<<<<
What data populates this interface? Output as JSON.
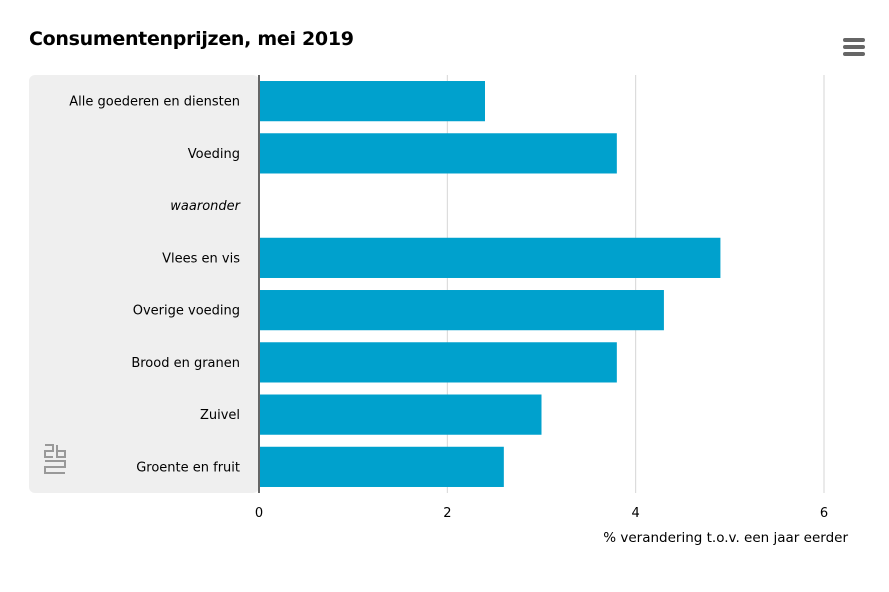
{
  "title": "Consumentenprijzen, mei 2019",
  "menu_icon": "hamburger-menu-icon",
  "logo_icon": "cbs-logo-icon",
  "chart_data": {
    "type": "bar",
    "orientation": "horizontal",
    "title": "Consumentenprijzen, mei 2019",
    "categories": [
      "Alle goederen en diensten",
      "Voeding",
      "waaronder",
      "Vlees en vis",
      "Overige voeding",
      "Brood en granen",
      "Zuivel",
      "Groente en fruit"
    ],
    "italic_categories": [
      "waaronder"
    ],
    "values": [
      2.4,
      3.8,
      null,
      4.9,
      4.3,
      3.8,
      3.0,
      2.6
    ],
    "xlabel": "% verandering t.o.v. een jaar eerder",
    "ylabel": "",
    "xlim": [
      0,
      6
    ],
    "xticks": [
      0,
      2,
      4,
      6
    ],
    "grid": true,
    "bar_color": "#00a1cd",
    "category_panel_color": "#efefef",
    "axis_color": "#666666",
    "grid_color": "#d6d6d6"
  }
}
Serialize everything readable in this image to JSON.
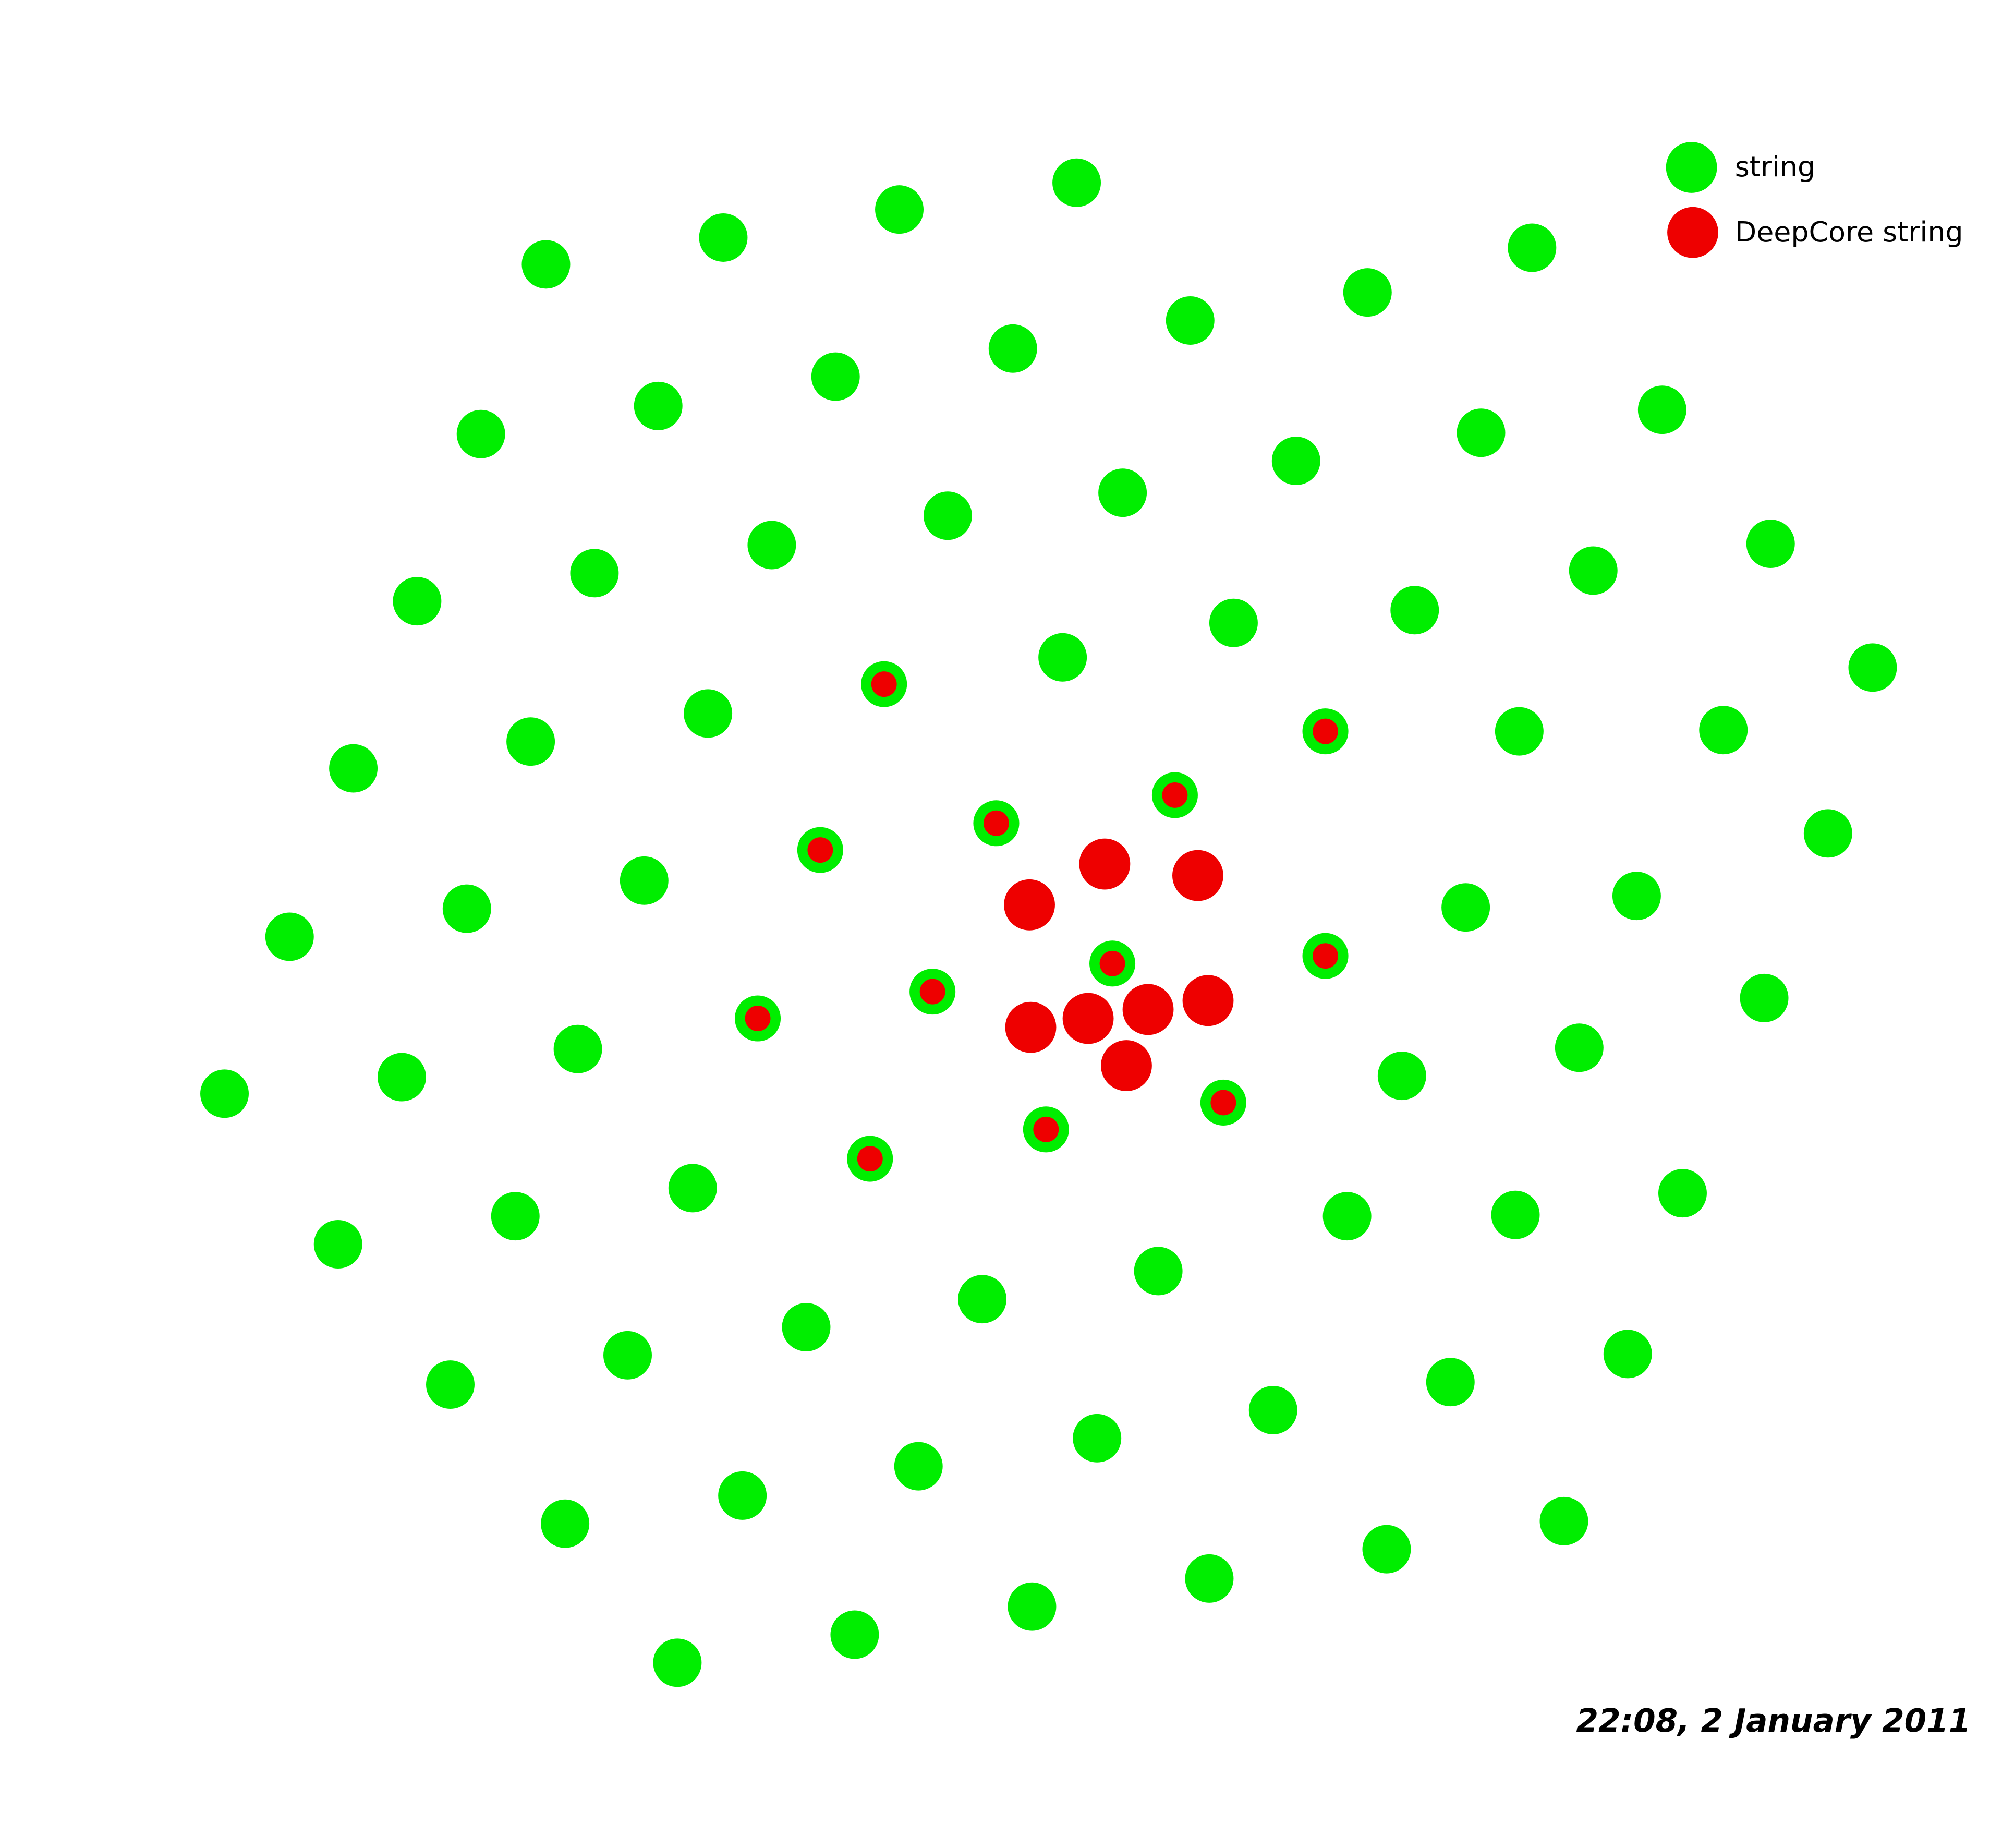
{
  "legend": {
    "items": [
      {
        "label": "string"
      },
      {
        "label": "DeepCore string"
      }
    ]
  },
  "timestamp": "22:08, 2 January 2011"
}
>>>>
Goal of the exercise:
Pictures are to be left out; otherwise, copy exactly each line from the one containing "Serialize everything readable" through the last line of the listing.

Solved problem:
Serialize everything readable in this image to JSON.
{
  "legend": {
    "items": [
      {
        "label": "string"
      },
      {
        "label": "DeepCore string"
      }
    ]
  },
  "timestamp": "22:08, 2 January 2011"
}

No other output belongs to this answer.